## Exercise objective
Search the data below for the string "oferty". Extract every line that contains it.

## Stored entries
☆ ☆ ☆ ☆

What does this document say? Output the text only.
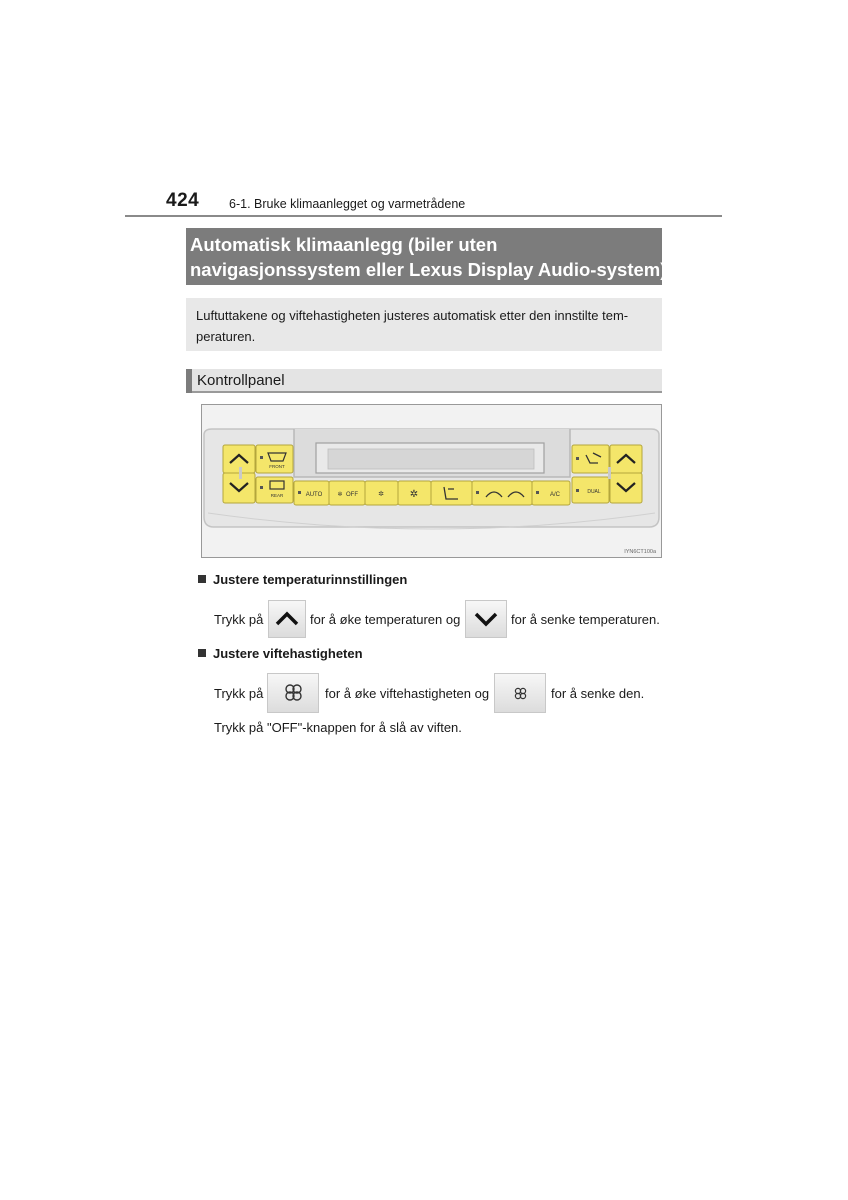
424 6-1. Bruke klimaanlegget og varmetrådene
Automatisk klimaanlegg (biler uten
navigasjonssystem eller Lexus Display Audio-system)
Luftuttakene og viftehastigheten justeres automatisk etter den innstilte tem-
peraturen.
Kontrollpanel
FRONT
REAR	AUTO	✲ OFF	✲	✲	A/C	DUAL
IYN6CT100a
Justere temperaturinnstillingen
Trykk på	for å øke temperaturen og	for å senke temperaturen.
Justere viftehastigheten
Trykk på	for å øke viftehastigheten og	for å senke den.
Trykk på "OFF"-knappen for å slå av viften.
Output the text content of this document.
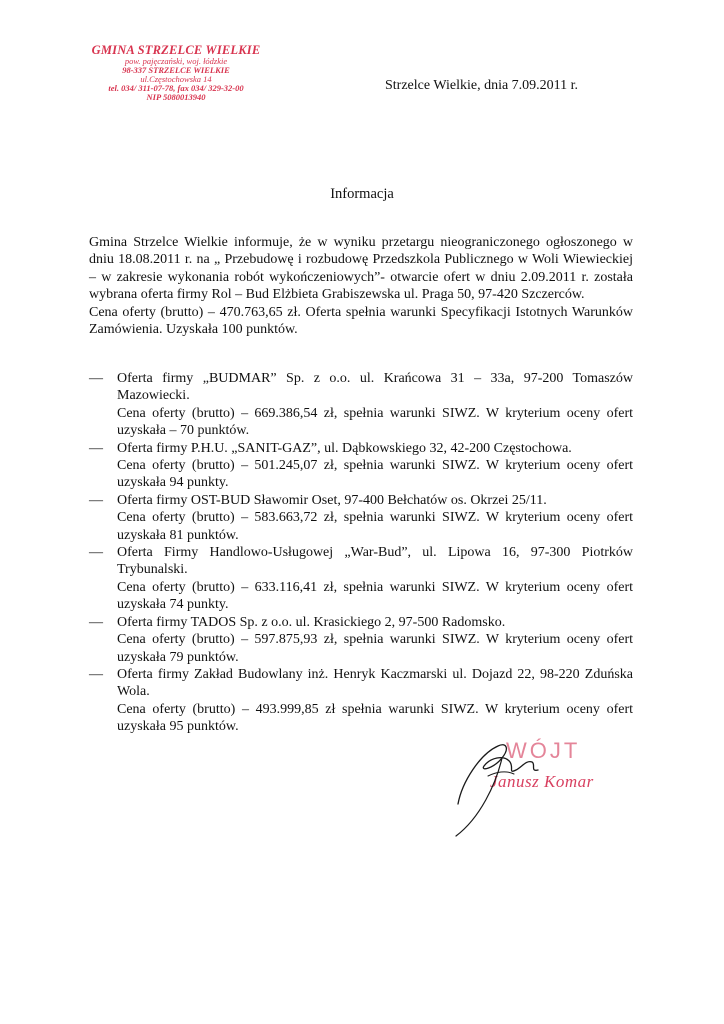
GMINA STRZELCE WIELKIE
pow. pajęczański, woj. łódzkie
98-337 STRZELCE WIELKIE
ul.Częstochowska 14
tel. 034/ 311-07-78, fax 034/ 329-32-00
NIP 5080013940
Strzelce Wielkie, dnia 7.09.2011 r.
Informacja

Gmina Strzelce Wielkie informuje, że w wyniku przetargu nieograniczonego ogłoszonego w dniu 18.08.2011 r. na „ Przebudowę i rozbudowę Przedszkola Publicznego w Woli Wiewieckiej – w zakresie wykonania robót wykończeniowych”- otwarcie ofert w dniu 2.09.2011 r. została wybrana oferta firmy Rol – Bud Elżbieta Grabiszewska ul. Praga 50, 97-420 Szczerców.

Cena oferty (brutto) – 470.763,65 zł. Oferta spełnia warunki Specyfikacji Istotnych Warunków Zamówienia. Uzyskała 100 punktów.

—	Oferta firmy „BUDMAR” Sp. z o.o. ul. Krańcowa 31 – 33a, 97-200 Tomaszów Mazowiecki.
Cena oferty (brutto) – 669.386,54 zł, spełnia warunki SIWZ. W kryterium oceny ofert uzyskała – 70 punktów.
—	Oferta firmy P.H.U. „SANIT-GAZ”, ul. Dąbkowskiego 32, 42-200 Częstochowa.
Cena oferty (brutto) – 501.245,07 zł, spełnia warunki SIWZ. W kryterium oceny ofert uzyskała 94 punkty.
—	Oferta firmy OST-BUD Sławomir Oset, 97-400 Bełchatów os. Okrzei 25/11.
Cena oferty (brutto) – 583.663,72 zł, spełnia warunki SIWZ. W kryterium oceny ofert uzyskała 81 punktów.
—	Oferta Firmy Handlowo-Usługowej „War-Bud”, ul. Lipowa 16, 97-300 Piotrków Trybunalski.
Cena oferty (brutto) – 633.116,41 zł, spełnia warunki SIWZ. W kryterium oceny ofert uzyskała 74 punkty.
—	Oferta firmy TADOS Sp. z o.o. ul. Krasickiego 2, 97-500 Radomsko.
Cena oferty (brutto) – 597.875,93 zł, spełnia warunki SIWZ. W kryterium oceny ofert uzyskała 79 punktów.
—	Oferta firmy Zakład Budowlany inż. Henryk Kaczmarski ul. Dojazd 22, 98-220 Zduńska Wola.
Cena oferty (brutto) – 493.999,85 zł spełnia warunki SIWZ. W kryterium oceny ofert uzyskała 95 punktów.
WÓJT
Janusz Komar
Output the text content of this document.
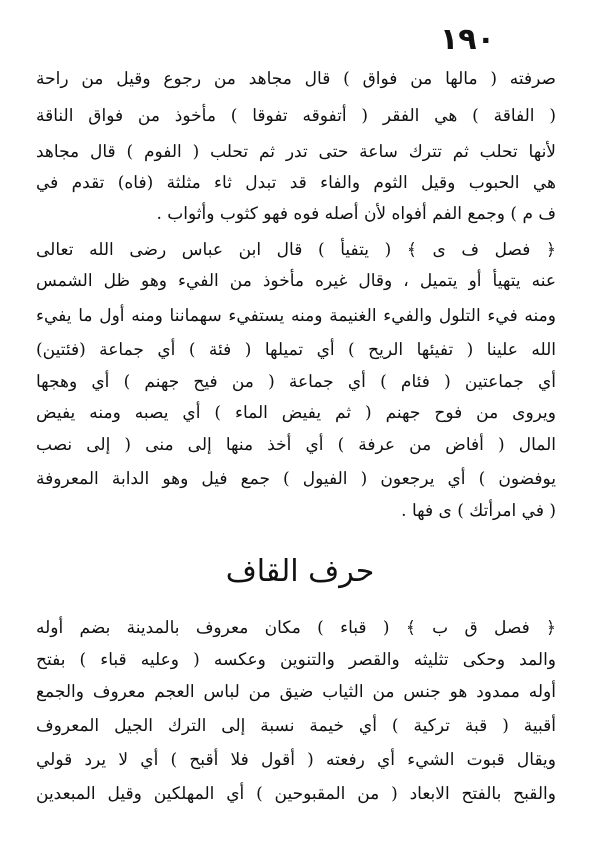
١٩٠
صرفته ( مالها من فواق ) قال مجاهد من رجوع وقيل من راحة
( الفاقة ) هي الفقر ( أتفوقه تفوقا ) مأخوذ من فواق الناقة
لأنها تحلب ثم تترك ساعة حتى تدر ثم تحلب ( الفوم ) قال مجاهد
هي الحبوب وقيل الثوم والفاء قد تبدل ثاء مثلثة (فاه) تقدم في
ف م ) وجمع الفم أفواه لأن أصله فوه فهو كثوب وأثواب .
﴿ فصل ف ى ﴾ ( يتفيأ ) قال ابن عباس رضى الله تعالى
عنه يتهيأ أو يتميل ، وقال غيره مأخوذ من الفيء وهو ظل الشمس
ومنه فيء التلول والفيء الغنيمة ومنه يستفيء سهماننا ومنه أول ما يفيء
الله علينا ( تفيئها الريح ) أي تميلها ( فئة ) أي جماعة (فئتين)
أي جماعتين ( فئام ) أي جماعة ( من فيح جهنم ) أي وهجها
ويروى من فوح جهنم ( ثم يفيض الماء ) أي يصبه ومنه يفيض
المال ( أفاض من عرفة ) أي أخذ منها إلى منى ( إلى نصب
يوفضون ) أي يرجعون ( الفيول ) جمع فيل وهو الدابة المعروفة
( في امرأتك ) ى فها .
حرف القاف
﴿ فصل ق ب ﴾ ( قباء ) مكان معروف بالمدينة بضم أوله
والمد وحكى تثليثه والقصر والتنوين وعكسه ( وعليه قباء ) بفتح
أوله ممدود هو جنس من الثياب ضيق من لباس العجم معروف والجمع
أقبية ( قبة تركية ) أي خيمة نسبة إلى الترك الجيل المعروف
ويقال قبوت الشيء أي رفعته ( أقول فلا أقبح ) أي لا يرد قولي
والقبح بالفتح الابعاد ( من المقبوحين ) أي المهلكين وقيل المبعدين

☆ ☆ ☆ ☆

## Exercise output
Cena oferty (brutto) – 470.763,65 zł. Oferta spełnia warunki Specyfikacji Istotnych Warunków Zamówienia. Uzyskała 100 punktów.
Cena oferty (brutto) – 669.386,54 zł, spełnia warunki SIWZ. W kryterium oceny ofert uzyskała – 70 punktów.
Cena oferty (brutto) – 501.245,07 zł, spełnia warunki SIWZ. W kryterium oceny ofert uzyskała 94 punkty.
Cena oferty (brutto) – 583.663,72 zł, spełnia warunki SIWZ. W kryterium oceny ofert uzyskała 81 punktów.
Cena oferty (brutto) – 633.116,41 zł, spełnia warunki SIWZ. W kryterium oceny ofert uzyskała 74 punkty.
Cena oferty (brutto) – 597.875,93 zł, spełnia warunki SIWZ. W kryterium oceny ofert uzyskała 79 punktów.
Cena oferty (brutto) – 493.999,85 zł spełnia warunki SIWZ. W kryterium oceny ofert uzyskała 95 punktów.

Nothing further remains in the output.